WRITTEN INSTRUCTION: Scan the material that follows. Copy every line containing the word "ресурсов".

RECORD SET:
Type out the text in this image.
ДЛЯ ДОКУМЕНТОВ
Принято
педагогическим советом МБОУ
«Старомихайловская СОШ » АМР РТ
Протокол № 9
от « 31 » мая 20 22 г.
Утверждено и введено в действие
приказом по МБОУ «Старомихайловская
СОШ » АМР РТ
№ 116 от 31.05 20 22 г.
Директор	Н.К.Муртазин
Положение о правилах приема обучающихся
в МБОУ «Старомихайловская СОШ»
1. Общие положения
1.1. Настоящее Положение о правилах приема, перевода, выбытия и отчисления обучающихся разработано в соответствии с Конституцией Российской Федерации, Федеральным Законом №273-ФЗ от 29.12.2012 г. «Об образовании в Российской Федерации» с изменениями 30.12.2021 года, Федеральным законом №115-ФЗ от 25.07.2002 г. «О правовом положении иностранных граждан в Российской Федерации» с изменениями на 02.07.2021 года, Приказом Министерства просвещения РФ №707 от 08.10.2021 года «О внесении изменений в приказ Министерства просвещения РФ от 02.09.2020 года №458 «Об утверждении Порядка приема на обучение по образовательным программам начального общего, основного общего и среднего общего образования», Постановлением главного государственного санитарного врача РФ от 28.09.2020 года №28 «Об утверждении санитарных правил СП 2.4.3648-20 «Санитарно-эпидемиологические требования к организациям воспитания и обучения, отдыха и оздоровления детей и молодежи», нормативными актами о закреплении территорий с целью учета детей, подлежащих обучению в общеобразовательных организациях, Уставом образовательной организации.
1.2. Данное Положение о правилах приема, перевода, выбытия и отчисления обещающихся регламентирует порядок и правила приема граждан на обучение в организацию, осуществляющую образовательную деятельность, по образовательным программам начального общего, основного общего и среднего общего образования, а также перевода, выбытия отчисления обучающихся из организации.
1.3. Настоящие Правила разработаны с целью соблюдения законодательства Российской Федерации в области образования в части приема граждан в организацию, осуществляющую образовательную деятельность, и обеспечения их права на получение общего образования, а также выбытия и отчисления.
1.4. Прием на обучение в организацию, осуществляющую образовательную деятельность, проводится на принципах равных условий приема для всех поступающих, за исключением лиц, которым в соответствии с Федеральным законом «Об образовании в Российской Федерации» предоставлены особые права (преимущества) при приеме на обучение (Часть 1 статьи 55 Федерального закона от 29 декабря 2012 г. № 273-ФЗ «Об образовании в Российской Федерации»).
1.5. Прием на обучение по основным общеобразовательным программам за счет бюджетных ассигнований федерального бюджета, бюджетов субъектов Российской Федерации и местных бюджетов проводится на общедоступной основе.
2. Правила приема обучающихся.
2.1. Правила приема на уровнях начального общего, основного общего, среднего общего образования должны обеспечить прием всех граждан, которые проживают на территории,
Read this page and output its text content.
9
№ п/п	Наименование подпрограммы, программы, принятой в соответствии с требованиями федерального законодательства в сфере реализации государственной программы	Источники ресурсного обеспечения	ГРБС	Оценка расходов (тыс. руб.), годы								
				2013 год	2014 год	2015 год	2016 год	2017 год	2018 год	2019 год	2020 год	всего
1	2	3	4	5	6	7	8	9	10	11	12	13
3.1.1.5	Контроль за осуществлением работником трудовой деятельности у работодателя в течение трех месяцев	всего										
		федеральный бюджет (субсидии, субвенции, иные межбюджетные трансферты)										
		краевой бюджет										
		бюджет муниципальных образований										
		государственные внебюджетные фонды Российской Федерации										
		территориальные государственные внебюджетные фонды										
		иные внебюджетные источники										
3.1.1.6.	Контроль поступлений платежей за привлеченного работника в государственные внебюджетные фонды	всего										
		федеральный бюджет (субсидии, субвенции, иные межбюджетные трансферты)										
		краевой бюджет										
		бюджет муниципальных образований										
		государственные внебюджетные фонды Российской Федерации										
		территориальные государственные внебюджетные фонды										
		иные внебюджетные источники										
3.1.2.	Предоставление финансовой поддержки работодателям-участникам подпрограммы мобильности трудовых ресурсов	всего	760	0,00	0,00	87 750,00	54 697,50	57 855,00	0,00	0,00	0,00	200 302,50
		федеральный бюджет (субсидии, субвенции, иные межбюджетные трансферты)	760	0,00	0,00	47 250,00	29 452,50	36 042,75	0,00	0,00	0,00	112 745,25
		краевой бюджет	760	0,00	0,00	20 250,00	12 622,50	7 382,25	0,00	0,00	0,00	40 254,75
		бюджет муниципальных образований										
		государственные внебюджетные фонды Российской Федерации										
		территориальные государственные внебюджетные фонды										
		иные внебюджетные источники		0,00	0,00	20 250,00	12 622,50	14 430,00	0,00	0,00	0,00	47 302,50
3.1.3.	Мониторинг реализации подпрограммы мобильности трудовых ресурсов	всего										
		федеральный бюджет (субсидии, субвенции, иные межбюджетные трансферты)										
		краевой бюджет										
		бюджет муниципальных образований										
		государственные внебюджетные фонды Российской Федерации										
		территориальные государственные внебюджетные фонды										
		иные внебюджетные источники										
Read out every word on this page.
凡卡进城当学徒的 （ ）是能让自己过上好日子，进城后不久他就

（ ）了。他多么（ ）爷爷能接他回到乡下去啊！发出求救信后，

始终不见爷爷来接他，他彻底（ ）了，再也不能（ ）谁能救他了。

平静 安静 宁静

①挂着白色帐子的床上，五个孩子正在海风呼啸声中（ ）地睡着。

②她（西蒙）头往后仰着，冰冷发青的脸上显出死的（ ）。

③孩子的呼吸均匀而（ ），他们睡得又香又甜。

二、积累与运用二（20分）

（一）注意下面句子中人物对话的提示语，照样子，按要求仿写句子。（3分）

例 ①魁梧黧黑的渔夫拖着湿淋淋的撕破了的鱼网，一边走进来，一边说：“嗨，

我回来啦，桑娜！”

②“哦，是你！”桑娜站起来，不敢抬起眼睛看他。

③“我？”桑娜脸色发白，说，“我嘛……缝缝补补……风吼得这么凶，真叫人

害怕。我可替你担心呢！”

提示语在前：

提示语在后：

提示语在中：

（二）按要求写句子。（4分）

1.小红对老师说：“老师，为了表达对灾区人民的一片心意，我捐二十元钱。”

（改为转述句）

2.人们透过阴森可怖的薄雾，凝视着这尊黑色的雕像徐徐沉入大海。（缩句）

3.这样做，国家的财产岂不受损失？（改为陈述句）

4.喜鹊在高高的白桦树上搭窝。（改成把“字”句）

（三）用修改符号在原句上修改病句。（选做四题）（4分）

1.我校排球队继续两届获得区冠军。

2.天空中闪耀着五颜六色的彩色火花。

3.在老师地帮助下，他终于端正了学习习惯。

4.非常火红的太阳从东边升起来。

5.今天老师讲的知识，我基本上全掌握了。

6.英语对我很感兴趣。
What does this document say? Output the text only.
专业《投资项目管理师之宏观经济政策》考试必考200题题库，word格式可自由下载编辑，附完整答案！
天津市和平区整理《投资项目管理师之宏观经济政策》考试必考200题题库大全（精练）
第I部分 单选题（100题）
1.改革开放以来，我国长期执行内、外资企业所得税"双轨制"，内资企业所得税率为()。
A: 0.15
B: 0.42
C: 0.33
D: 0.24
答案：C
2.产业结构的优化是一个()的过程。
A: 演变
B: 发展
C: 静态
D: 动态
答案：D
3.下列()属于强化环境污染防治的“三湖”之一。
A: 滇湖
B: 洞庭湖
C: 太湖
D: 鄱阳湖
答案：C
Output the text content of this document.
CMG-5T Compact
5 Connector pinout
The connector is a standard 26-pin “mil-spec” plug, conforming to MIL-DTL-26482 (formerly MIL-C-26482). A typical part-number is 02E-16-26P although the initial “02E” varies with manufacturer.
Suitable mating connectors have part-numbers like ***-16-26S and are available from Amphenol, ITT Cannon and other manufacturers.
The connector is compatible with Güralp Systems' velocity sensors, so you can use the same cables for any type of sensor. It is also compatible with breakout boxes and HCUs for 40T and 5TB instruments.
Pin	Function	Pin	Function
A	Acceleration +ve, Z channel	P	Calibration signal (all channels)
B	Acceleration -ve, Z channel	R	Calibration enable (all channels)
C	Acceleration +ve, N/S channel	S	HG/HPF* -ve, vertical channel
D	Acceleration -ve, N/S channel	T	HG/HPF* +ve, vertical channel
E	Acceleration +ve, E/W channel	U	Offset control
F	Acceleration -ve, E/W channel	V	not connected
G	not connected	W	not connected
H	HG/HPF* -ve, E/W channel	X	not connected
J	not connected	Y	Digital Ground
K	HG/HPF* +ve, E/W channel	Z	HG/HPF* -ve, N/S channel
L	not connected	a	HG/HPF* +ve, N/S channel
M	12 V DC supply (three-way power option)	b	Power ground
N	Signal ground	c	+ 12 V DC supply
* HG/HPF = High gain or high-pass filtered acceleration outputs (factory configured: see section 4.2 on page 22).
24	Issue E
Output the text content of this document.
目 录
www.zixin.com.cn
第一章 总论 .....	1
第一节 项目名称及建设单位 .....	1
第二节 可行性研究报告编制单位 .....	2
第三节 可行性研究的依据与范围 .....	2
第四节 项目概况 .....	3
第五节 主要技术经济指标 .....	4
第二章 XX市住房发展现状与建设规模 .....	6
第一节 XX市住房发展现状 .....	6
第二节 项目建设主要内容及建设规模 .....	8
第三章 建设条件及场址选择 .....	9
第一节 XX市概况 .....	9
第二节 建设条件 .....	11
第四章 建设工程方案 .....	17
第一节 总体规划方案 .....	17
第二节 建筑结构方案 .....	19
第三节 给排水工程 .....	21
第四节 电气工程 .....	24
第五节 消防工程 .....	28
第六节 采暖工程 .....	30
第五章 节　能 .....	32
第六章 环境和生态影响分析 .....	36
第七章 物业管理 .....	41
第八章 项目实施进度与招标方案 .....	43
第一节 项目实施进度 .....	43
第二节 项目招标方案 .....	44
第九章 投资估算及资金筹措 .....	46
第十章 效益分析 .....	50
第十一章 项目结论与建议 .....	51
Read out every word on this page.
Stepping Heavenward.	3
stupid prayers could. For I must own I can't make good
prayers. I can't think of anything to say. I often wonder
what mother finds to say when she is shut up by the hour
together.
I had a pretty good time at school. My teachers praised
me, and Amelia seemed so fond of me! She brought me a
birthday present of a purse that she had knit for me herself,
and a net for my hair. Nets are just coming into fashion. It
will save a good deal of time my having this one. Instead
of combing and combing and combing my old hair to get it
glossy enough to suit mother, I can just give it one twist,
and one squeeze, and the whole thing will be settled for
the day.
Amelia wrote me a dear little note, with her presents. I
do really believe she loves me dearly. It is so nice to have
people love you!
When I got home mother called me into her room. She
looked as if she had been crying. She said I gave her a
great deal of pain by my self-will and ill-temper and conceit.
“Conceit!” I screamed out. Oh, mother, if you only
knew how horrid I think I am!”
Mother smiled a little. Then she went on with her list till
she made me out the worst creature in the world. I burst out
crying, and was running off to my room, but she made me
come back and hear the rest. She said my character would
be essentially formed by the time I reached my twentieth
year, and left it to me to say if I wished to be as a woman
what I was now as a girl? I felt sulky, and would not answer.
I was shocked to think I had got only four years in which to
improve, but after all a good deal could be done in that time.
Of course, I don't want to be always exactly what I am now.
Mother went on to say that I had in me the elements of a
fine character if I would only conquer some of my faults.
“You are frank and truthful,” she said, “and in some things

COMPLETED TASK:
3.1.2.	Предоставление финансовой поддержки работодателям-участникам подпрограммы мобильности трудовых ресурсов	всего	760	0,00	0,00	87 750,00	54 697,50	57 855,00	0,00	0,00	0,00	200 302,50
3.1.3.	Мониторинг реализации подпрограммы мобильности трудовых ресурсов	всего										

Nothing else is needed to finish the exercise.